[Data items]
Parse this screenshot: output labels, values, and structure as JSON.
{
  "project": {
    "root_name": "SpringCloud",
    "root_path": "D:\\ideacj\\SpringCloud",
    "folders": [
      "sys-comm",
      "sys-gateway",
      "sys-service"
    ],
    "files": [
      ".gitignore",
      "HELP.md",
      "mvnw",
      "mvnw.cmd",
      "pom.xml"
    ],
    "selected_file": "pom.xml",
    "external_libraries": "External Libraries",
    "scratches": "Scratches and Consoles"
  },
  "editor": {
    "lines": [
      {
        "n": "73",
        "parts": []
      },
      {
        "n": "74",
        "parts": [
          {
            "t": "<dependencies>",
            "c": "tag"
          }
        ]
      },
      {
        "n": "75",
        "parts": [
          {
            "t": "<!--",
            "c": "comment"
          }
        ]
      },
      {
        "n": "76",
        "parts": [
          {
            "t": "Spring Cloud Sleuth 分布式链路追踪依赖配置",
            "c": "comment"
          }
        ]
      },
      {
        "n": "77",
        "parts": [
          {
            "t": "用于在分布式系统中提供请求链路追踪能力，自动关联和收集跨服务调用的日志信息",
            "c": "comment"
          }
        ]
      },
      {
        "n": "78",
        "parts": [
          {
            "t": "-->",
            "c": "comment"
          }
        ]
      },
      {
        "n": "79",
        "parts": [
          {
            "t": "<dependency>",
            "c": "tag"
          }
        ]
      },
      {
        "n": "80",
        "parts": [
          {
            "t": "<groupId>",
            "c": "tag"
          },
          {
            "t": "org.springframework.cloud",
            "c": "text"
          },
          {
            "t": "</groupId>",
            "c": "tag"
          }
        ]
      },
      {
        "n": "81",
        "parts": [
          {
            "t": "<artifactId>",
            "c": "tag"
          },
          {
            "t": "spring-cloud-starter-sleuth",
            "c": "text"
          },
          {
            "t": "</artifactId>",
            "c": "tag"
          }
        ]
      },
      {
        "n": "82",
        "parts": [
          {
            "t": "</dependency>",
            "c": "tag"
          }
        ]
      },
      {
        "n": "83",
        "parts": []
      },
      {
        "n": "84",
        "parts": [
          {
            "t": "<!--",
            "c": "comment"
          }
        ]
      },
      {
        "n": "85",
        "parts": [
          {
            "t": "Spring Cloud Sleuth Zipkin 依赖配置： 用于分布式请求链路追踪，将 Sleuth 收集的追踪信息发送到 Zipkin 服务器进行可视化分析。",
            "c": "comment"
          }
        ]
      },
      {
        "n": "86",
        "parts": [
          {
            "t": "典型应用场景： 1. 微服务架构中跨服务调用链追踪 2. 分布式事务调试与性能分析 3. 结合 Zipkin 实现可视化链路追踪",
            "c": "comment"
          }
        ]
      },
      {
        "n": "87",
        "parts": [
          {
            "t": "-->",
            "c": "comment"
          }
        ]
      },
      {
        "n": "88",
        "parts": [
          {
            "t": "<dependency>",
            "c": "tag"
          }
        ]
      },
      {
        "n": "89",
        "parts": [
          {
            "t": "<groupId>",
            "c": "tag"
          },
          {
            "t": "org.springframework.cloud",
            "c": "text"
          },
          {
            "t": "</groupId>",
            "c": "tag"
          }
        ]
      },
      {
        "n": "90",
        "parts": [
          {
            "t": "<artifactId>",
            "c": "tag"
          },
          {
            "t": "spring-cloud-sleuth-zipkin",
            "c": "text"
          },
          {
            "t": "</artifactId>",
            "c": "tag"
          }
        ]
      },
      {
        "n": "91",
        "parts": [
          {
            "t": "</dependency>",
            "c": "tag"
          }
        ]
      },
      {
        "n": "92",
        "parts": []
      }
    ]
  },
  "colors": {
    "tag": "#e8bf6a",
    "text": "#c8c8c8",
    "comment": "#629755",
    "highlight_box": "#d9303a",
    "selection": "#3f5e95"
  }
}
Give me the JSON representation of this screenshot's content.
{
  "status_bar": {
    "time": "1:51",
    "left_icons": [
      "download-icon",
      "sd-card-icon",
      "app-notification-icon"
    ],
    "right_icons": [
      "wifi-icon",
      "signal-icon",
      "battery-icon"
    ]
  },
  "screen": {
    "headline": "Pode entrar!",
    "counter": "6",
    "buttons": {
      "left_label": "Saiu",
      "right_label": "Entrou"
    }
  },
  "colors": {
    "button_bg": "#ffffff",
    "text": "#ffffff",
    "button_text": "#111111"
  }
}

## Set exercise
Print the records once more, exactly as they were given.

## The response
Parse this screenshot: output labels, values, and structure as JSON.
{
  "project": {
    "root_name": "SpringCloud",
    "root_path": "D:\\ideacj\\SpringCloud",
    "folders": [
      "sys-comm",
      "sys-gateway",
      "sys-service"
    ],
    "files": [
      ".gitignore",
      "HELP.md",
      "mvnw",
      "mvnw.cmd",
      "pom.xml"
    ],
    "selected_file": "pom.xml",
    "external_libraries": "External Libraries",
    "scratches": "Scratches and Consoles"
  },
  "editor": {
    "lines": [
      {
        "n": "73",
        "parts": []
      },
      {
        "n": "74",
        "parts": [
          {
            "t": "<dependencies>",
            "c": "tag"
          }
        ]
      },
      {
        "n": "75",
        "parts": [
          {
            "t": "<!--",
            "c": "comment"
          }
        ]
      },
      {
        "n": "76",
        "parts": [
          {
            "t": "Spring Cloud Sleuth 分布式链路追踪依赖配置",
            "c": "comment"
          }
        ]
      },
      {
        "n": "77",
        "parts": [
          {
            "t": "用于在分布式系统中提供请求链路追踪能力，自动关联和收集跨服务调用的日志信息",
            "c": "comment"
          }
        ]
      },
      {
        "n": "78",
        "parts": [
          {
            "t": "-->",
            "c": "comment"
          }
        ]
      },
      {
        "n": "79",
        "parts": [
          {
            "t": "<dependency>",
            "c": "tag"
          }
        ]
      },
      {
        "n": "80",
        "parts": [
          {
            "t": "<groupId>",
            "c": "tag"
          },
          {
            "t": "org.springframework.cloud",
            "c": "text"
          },
          {
            "t": "</groupId>",
            "c": "tag"
          }
        ]
      },
      {
        "n": "81",
        "parts": [
          {
            "t": "<artifactId>",
            "c": "tag"
          },
          {
            "t": "spring-cloud-starter-sleuth",
            "c": "text"
          },
          {
            "t": "</artifactId>",
            "c": "tag"
          }
        ]
      },
      {
        "n": "82",
        "parts": [
          {
            "t": "</dependency>",
            "c": "tag"
          }
        ]
      },
      {
        "n": "83",
        "parts": []
      },
      {
        "n": "84",
        "parts": [
          {
            "t": "<!--",
            "c": "comment"
          }
        ]
      },
      {
        "n": "85",
        "parts": [
          {
            "t": "Spring Cloud Sleuth Zipkin 依赖配置： 用于分布式请求链路追踪，将 Sleuth 收集的追踪信息发送到 Zipkin 服务器进行可视化分析。",
            "c": "comment"
          }
        ]
      },
      {
        "n": "86",
        "parts": [
          {
            "t": "典型应用场景： 1. 微服务架构中跨服务调用链追踪 2. 分布式事务调试与性能分析 3. 结合 Zipkin 实现可视化链路追踪",
            "c": "comment"
          }
        ]
      },
      {
        "n": "87",
        "parts": [
          {
            "t": "-->",
            "c": "comment"
          }
        ]
      },
      {
        "n": "88",
        "parts": [
          {
            "t": "<dependency>",
            "c": "tag"
          }
        ]
      },
      {
        "n": "89",
        "parts": [
          {
            "t": "<groupId>",
            "c": "tag"
          },
          {
            "t": "org.springframework.cloud",
            "c": "text"
          },
          {
            "t": "</groupId>",
            "c": "tag"
          }
        ]
      },
      {
        "n": "90",
        "parts": [
          {
            "t": "<artifactId>",
            "c": "tag"
          },
          {
            "t": "spring-cloud-sleuth-zipkin",
            "c": "text"
          },
          {
            "t": "</artifactId>",
            "c": "tag"
          }
        ]
      },
      {
        "n": "91",
        "parts": [
          {
            "t": "</dependency>",
            "c": "tag"
          }
        ]
      },
      {
        "n": "92",
        "parts": []
      }
    ]
  },
  "colors": {
    "tag": "#e8bf6a",
    "text": "#c8c8c8",
    "comment": "#629755",
    "highlight_box": "#d9303a",
    "selection": "#3f5e95"
  }
}
Give me the JSON representation of this screenshot's content.
{
  "status_bar": {
    "time": "1:51",
    "left_icons": [
      "download-icon",
      "sd-card-icon",
      "app-notification-icon"
    ],
    "right_icons": [
      "wifi-icon",
      "signal-icon",
      "battery-icon"
    ]
  },
  "screen": {
    "headline": "Pode entrar!",
    "counter": "6",
    "buttons": {
      "left_label": "Saiu",
      "right_label": "Entrou"
    }
  },
  "colors": {
    "button_bg": "#ffffff",
    "text": "#ffffff",
    "button_text": "#111111"
  }
}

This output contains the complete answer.